## Begin

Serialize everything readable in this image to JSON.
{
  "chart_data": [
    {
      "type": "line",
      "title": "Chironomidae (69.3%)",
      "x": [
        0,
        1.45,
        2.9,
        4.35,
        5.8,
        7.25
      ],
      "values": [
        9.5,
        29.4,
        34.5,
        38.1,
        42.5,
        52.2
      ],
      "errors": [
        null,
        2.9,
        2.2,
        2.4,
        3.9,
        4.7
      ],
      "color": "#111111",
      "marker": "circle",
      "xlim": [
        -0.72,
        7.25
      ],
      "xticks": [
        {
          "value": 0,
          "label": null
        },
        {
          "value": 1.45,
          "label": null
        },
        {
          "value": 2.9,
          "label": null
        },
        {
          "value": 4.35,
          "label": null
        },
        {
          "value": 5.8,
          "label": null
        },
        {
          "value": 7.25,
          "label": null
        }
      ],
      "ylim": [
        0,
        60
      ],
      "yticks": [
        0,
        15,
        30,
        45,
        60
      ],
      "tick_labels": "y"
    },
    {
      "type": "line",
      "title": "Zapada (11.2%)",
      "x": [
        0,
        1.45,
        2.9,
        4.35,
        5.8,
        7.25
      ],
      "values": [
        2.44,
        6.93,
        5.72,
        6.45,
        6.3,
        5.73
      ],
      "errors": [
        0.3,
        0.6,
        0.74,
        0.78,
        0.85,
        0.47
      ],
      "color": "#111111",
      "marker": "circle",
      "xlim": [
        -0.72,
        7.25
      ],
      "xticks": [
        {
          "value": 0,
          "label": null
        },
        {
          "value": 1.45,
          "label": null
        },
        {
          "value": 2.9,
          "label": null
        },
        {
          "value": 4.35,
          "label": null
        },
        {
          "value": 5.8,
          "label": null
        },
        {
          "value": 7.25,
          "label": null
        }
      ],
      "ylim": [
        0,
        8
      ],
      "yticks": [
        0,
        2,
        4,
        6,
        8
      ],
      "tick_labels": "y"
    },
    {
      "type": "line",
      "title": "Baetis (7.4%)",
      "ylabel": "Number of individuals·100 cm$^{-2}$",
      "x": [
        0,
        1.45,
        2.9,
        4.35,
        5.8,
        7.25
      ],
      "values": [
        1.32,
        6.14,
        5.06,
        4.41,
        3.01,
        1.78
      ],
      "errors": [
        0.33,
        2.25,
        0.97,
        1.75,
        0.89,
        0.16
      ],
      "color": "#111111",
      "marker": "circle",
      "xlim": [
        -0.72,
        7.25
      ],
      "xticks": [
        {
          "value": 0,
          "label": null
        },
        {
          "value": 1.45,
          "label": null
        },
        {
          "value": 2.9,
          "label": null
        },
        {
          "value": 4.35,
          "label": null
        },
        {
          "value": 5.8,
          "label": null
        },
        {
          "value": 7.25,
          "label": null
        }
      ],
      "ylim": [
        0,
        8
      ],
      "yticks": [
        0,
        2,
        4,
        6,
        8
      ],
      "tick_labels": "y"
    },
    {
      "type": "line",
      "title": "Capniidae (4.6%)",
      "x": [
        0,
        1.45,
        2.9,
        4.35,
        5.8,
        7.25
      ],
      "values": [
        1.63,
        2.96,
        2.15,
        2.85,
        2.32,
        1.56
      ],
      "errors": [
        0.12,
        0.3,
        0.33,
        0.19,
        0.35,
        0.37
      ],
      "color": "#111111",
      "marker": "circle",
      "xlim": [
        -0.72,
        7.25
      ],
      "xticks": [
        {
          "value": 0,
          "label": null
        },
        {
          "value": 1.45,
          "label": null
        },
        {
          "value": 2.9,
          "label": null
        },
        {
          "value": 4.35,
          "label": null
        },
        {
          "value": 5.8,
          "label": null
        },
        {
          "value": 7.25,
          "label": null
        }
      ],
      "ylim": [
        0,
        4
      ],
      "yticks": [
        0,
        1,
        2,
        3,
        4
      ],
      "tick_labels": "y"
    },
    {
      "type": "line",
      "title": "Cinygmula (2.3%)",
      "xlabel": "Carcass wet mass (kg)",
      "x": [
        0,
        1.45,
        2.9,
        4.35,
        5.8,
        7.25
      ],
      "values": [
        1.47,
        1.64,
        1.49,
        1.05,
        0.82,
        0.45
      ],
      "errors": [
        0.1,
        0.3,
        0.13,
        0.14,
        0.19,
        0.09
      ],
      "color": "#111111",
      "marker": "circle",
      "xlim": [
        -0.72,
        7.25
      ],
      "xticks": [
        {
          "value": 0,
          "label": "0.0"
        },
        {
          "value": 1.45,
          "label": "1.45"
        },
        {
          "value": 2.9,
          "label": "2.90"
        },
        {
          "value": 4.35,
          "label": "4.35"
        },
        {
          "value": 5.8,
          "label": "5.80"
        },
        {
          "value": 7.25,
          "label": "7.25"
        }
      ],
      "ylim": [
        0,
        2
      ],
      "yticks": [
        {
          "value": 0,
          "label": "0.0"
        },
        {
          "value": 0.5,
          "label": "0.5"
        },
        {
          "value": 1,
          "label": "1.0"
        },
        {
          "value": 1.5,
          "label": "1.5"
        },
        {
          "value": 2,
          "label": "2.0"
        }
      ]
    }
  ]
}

## End

Your instructions – Write every entry out again exactly.

Solution to the exercise –
Serialize everything readable in this image to JSON.
{
  "chart_data": [
    {
      "type": "line",
      "title": "Chironomidae (69.3%)",
      "x": [
        0,
        1.45,
        2.9,
        4.35,
        5.8,
        7.25
      ],
      "values": [
        9.5,
        29.4,
        34.5,
        38.1,
        42.5,
        52.2
      ],
      "errors": [
        null,
        2.9,
        2.2,
        2.4,
        3.9,
        4.7
      ],
      "color": "#111111",
      "marker": "circle",
      "xlim": [
        -0.72,
        7.25
      ],
      "xticks": [
        {
          "value": 0,
          "label": null
        },
        {
          "value": 1.45,
          "label": null
        },
        {
          "value": 2.9,
          "label": null
        },
        {
          "value": 4.35,
          "label": null
        },
        {
          "value": 5.8,
          "label": null
        },
        {
          "value": 7.25,
          "label": null
        }
      ],
      "ylim": [
        0,
        60
      ],
      "yticks": [
        0,
        15,
        30,
        45,
        60
      ],
      "tick_labels": "y"
    },
    {
      "type": "line",
      "title": "Zapada (11.2%)",
      "x": [
        0,
        1.45,
        2.9,
        4.35,
        5.8,
        7.25
      ],
      "values": [
        2.44,
        6.93,
        5.72,
        6.45,
        6.3,
        5.73
      ],
      "errors": [
        0.3,
        0.6,
        0.74,
        0.78,
        0.85,
        0.47
      ],
      "color": "#111111",
      "marker": "circle",
      "xlim": [
        -0.72,
        7.25
      ],
      "xticks": [
        {
          "value": 0,
          "label": null
        },
        {
          "value": 1.45,
          "label": null
        },
        {
          "value": 2.9,
          "label": null
        },
        {
          "value": 4.35,
          "label": null
        },
        {
          "value": 5.8,
          "label": null
        },
        {
          "value": 7.25,
          "label": null
        }
      ],
      "ylim": [
        0,
        8
      ],
      "yticks": [
        0,
        2,
        4,
        6,
        8
      ],
      "tick_labels": "y"
    },
    {
      "type": "line",
      "title": "Baetis (7.4%)",
      "ylabel": "Number of individuals·100 cm$^{-2}$",
      "x": [
        0,
        1.45,
        2.9,
        4.35,
        5.8,
        7.25
      ],
      "values": [
        1.32,
        6.14,
        5.06,
        4.41,
        3.01,
        1.78
      ],
      "errors": [
        0.33,
        2.25,
        0.97,
        1.75,
        0.89,
        0.16
      ],
      "color": "#111111",
      "marker": "circle",
      "xlim": [
        -0.72,
        7.25
      ],
      "xticks": [
        {
          "value": 0,
          "label": null
        },
        {
          "value": 1.45,
          "label": null
        },
        {
          "value": 2.9,
          "label": null
        },
        {
          "value": 4.35,
          "label": null
        },
        {
          "value": 5.8,
          "label": null
        },
        {
          "value": 7.25,
          "label": null
        }
      ],
      "ylim": [
        0,
        8
      ],
      "yticks": [
        0,
        2,
        4,
        6,
        8
      ],
      "tick_labels": "y"
    },
    {
      "type": "line",
      "title": "Capniidae (4.6%)",
      "x": [
        0,
        1.45,
        2.9,
        4.35,
        5.8,
        7.25
      ],
      "values": [
        1.63,
        2.96,
        2.15,
        2.85,
        2.32,
        1.56
      ],
      "errors": [
        0.12,
        0.3,
        0.33,
        0.19,
        0.35,
        0.37
      ],
      "color": "#111111",
      "marker": "circle",
      "xlim": [
        -0.72,
        7.25
      ],
      "xticks": [
        {
          "value": 0,
          "label": null
        },
        {
          "value": 1.45,
          "label": null
        },
        {
          "value": 2.9,
          "label": null
        },
        {
          "value": 4.35,
          "label": null
        },
        {
          "value": 5.8,
          "label": null
        },
        {
          "value": 7.25,
          "label": null
        }
      ],
      "ylim": [
        0,
        4
      ],
      "yticks": [
        0,
        1,
        2,
        3,
        4
      ],
      "tick_labels": "y"
    },
    {
      "type": "line",
      "title": "Cinygmula (2.3%)",
      "xlabel": "Carcass wet mass (kg)",
      "x": [
        0,
        1.45,
        2.9,
        4.35,
        5.8,
        7.25
      ],
      "values": [
        1.47,
        1.64,
        1.49,
        1.05,
        0.82,
        0.45
      ],
      "errors": [
        0.1,
        0.3,
        0.13,
        0.14,
        0.19,
        0.09
      ],
      "color": "#111111",
      "marker": "circle",
      "xlim": [
        -0.72,
        7.25
      ],
      "xticks": [
        {
          "value": 0,
          "label": "0.0"
        },
        {
          "value": 1.45,
          "label": "1.45"
        },
        {
          "value": 2.9,
          "label": "2.90"
        },
        {
          "value": 4.35,
          "label": "4.35"
        },
        {
          "value": 5.8,
          "label": "5.80"
        },
        {
          "value": 7.25,
          "label": "7.25"
        }
      ],
      "ylim": [
        0,
        2
      ],
      "yticks": [
        {
          "value": 0,
          "label": "0.0"
        },
        {
          "value": 0.5,
          "label": "0.5"
        },
        {
          "value": 1,
          "label": "1.0"
        },
        {
          "value": 1.5,
          "label": "1.5"
        },
        {
          "value": 2,
          "label": "2.0"
        }
      ]
    }
  ]
}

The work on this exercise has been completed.